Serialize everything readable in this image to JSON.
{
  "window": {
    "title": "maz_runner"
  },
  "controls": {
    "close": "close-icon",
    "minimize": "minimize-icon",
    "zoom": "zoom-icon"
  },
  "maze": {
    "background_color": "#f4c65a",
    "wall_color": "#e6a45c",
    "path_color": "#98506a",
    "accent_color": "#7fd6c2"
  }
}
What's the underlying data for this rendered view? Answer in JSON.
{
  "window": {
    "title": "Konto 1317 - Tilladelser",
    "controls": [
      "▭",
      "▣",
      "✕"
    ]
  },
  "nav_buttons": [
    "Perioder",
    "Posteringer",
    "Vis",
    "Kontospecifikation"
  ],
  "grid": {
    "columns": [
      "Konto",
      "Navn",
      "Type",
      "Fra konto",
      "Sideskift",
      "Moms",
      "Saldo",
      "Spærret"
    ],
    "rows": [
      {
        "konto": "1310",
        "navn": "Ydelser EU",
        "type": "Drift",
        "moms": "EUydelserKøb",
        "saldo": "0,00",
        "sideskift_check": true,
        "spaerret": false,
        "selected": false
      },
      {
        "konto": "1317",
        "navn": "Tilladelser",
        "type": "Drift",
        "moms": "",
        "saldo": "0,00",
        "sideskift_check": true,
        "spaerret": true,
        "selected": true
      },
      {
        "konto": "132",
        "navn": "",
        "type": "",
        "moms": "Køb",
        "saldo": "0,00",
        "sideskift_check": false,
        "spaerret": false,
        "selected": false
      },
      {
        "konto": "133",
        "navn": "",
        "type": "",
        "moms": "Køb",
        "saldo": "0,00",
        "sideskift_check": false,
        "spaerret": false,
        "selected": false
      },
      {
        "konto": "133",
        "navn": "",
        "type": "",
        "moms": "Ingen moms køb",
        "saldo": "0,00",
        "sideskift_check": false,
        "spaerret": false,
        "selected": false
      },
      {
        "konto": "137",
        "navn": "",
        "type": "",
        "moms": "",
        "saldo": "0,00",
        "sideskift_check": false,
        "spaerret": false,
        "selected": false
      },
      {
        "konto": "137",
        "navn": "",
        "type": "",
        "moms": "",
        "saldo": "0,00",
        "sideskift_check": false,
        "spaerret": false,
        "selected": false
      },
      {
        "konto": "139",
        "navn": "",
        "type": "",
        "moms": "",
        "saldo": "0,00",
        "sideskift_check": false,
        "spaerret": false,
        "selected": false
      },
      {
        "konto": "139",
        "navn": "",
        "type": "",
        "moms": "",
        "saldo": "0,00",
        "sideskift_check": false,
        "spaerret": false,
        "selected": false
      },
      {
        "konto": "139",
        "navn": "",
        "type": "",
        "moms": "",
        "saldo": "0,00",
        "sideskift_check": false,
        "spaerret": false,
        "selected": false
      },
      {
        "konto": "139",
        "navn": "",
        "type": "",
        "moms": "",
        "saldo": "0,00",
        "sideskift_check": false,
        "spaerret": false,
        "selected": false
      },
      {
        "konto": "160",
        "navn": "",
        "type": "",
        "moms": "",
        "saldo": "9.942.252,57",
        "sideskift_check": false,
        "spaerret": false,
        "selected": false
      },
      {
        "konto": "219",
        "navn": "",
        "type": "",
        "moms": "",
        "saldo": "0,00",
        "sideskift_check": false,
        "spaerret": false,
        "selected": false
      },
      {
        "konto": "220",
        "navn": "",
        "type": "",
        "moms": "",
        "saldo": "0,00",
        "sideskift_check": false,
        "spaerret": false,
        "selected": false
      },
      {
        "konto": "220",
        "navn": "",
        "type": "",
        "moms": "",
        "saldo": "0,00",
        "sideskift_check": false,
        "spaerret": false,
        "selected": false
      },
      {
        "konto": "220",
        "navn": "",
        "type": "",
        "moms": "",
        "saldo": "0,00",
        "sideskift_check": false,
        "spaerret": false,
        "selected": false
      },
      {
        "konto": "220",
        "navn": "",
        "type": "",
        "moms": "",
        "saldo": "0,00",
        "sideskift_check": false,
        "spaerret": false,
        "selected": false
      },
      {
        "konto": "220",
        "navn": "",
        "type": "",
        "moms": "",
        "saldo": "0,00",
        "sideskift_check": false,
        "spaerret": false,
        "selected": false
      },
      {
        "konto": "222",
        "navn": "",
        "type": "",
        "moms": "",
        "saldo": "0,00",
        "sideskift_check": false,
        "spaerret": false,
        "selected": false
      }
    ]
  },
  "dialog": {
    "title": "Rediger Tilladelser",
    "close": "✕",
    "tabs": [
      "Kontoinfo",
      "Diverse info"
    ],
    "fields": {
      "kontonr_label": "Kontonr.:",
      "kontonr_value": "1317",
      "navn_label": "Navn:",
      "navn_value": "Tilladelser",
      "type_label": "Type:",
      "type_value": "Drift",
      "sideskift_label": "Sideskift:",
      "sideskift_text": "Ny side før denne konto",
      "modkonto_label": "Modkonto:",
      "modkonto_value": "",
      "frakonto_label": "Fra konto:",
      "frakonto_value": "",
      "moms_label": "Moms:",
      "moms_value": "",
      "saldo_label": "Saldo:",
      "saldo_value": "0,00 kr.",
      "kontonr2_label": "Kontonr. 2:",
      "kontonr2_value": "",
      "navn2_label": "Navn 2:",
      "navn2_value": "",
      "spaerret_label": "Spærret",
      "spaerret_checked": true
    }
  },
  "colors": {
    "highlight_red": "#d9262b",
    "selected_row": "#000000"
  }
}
##############################
WORK INSTRUCTIONS
Each record above must be given again exactly.

RESULT OF THE TASK
Serialize everything readable in this image to JSON.
{
  "window": {
    "title": "maz_runner"
  },
  "controls": {
    "close": "close-icon",
    "minimize": "minimize-icon",
    "zoom": "zoom-icon"
  },
  "maze": {
    "background_color": "#f4c65a",
    "wall_color": "#e6a45c",
    "path_color": "#98506a",
    "accent_color": "#7fd6c2"
  }
}
What's the underlying data for this rendered view? Answer in JSON.
{
  "window": {
    "title": "Konto 1317 - Tilladelser",
    "controls": [
      "▭",
      "▣",
      "✕"
    ]
  },
  "nav_buttons": [
    "Perioder",
    "Posteringer",
    "Vis",
    "Kontospecifikation"
  ],
  "grid": {
    "columns": [
      "Konto",
      "Navn",
      "Type",
      "Fra konto",
      "Sideskift",
      "Moms",
      "Saldo",
      "Spærret"
    ],
    "rows": [
      {
        "konto": "1310",
        "navn": "Ydelser EU",
        "type": "Drift",
        "moms": "EUydelserKøb",
        "saldo": "0,00",
        "sideskift_check": true,
        "spaerret": false,
        "selected": false
      },
      {
        "konto": "1317",
        "navn": "Tilladelser",
        "type": "Drift",
        "moms": "",
        "saldo": "0,00",
        "sideskift_check": true,
        "spaerret": true,
        "selected": true
      },
      {
        "konto": "132",
        "navn": "",
        "type": "",
        "moms": "Køb",
        "saldo": "0,00",
        "sideskift_check": false,
        "spaerret": false,
        "selected": false
      },
      {
        "konto": "133",
        "navn": "",
        "type": "",
        "moms": "Køb",
        "saldo": "0,00",
        "sideskift_check": false,
        "spaerret": false,
        "selected": false
      },
      {
        "konto": "133",
        "navn": "",
        "type": "",
        "moms": "Ingen moms køb",
        "saldo": "0,00",
        "sideskift_check": false,
        "spaerret": false,
        "selected": false
      },
      {
        "konto": "137",
        "navn": "",
        "type": "",
        "moms": "",
        "saldo": "0,00",
        "sideskift_check": false,
        "spaerret": false,
        "selected": false
      },
      {
        "konto": "137",
        "navn": "",
        "type": "",
        "moms": "",
        "saldo": "0,00",
        "sideskift_check": false,
        "spaerret": false,
        "selected": false
      },
      {
        "konto": "139",
        "navn": "",
        "type": "",
        "moms": "",
        "saldo": "0,00",
        "sideskift_check": false,
        "spaerret": false,
        "selected": false
      },
      {
        "konto": "139",
        "navn": "",
        "type": "",
        "moms": "",
        "saldo": "0,00",
        "sideskift_check": false,
        "spaerret": false,
        "selected": false
      },
      {
        "konto": "139",
        "navn": "",
        "type": "",
        "moms": "",
        "saldo": "0,00",
        "sideskift_check": false,
        "spaerret": false,
        "selected": false
      },
      {
        "konto": "139",
        "navn": "",
        "type": "",
        "moms": "",
        "saldo": "0,00",
        "sideskift_check": false,
        "spaerret": false,
        "selected": false
      },
      {
        "konto": "160",
        "navn": "",
        "type": "",
        "moms": "",
        "saldo": "9.942.252,57",
        "sideskift_check": false,
        "spaerret": false,
        "selected": false
      },
      {
        "konto": "219",
        "navn": "",
        "type": "",
        "moms": "",
        "saldo": "0,00",
        "sideskift_check": false,
        "spaerret": false,
        "selected": false
      },
      {
        "konto": "220",
        "navn": "",
        "type": "",
        "moms": "",
        "saldo": "0,00",
        "sideskift_check": false,
        "spaerret": false,
        "selected": false
      },
      {
        "konto": "220",
        "navn": "",
        "type": "",
        "moms": "",
        "saldo": "0,00",
        "sideskift_check": false,
        "spaerret": false,
        "selected": false
      },
      {
        "konto": "220",
        "navn": "",
        "type": "",
        "moms": "",
        "saldo": "0,00",
        "sideskift_check": false,
        "spaerret": false,
        "selected": false
      },
      {
        "konto": "220",
        "navn": "",
        "type": "",
        "moms": "",
        "saldo": "0,00",
        "sideskift_check": false,
        "spaerret": false,
        "selected": false
      },
      {
        "konto": "220",
        "navn": "",
        "type": "",
        "moms": "",
        "saldo": "0,00",
        "sideskift_check": false,
        "spaerret": false,
        "selected": false
      },
      {
        "konto": "222",
        "navn": "",
        "type": "",
        "moms": "",
        "saldo": "0,00",
        "sideskift_check": false,
        "spaerret": false,
        "selected": false
      }
    ]
  },
  "dialog": {
    "title": "Rediger Tilladelser",
    "close": "✕",
    "tabs": [
      "Kontoinfo",
      "Diverse info"
    ],
    "fields": {
      "kontonr_label": "Kontonr.:",
      "kontonr_value": "1317",
      "navn_label": "Navn:",
      "navn_value": "Tilladelser",
      "type_label": "Type:",
      "type_value": "Drift",
      "sideskift_label": "Sideskift:",
      "sideskift_text": "Ny side før denne konto",
      "modkonto_label": "Modkonto:",
      "modkonto_value": "",
      "frakonto_label": "Fra konto:",
      "frakonto_value": "",
      "moms_label": "Moms:",
      "moms_value": "",
      "saldo_label": "Saldo:",
      "saldo_value": "0,00 kr.",
      "kontonr2_label": "Kontonr. 2:",
      "kontonr2_value": "",
      "navn2_label": "Navn 2:",
      "navn2_value": "",
      "spaerret_label": "Spærret",
      "spaerret_checked": true
    }
  },
  "colors": {
    "highlight_red": "#d9262b",
    "selected_row": "#000000"
  }
}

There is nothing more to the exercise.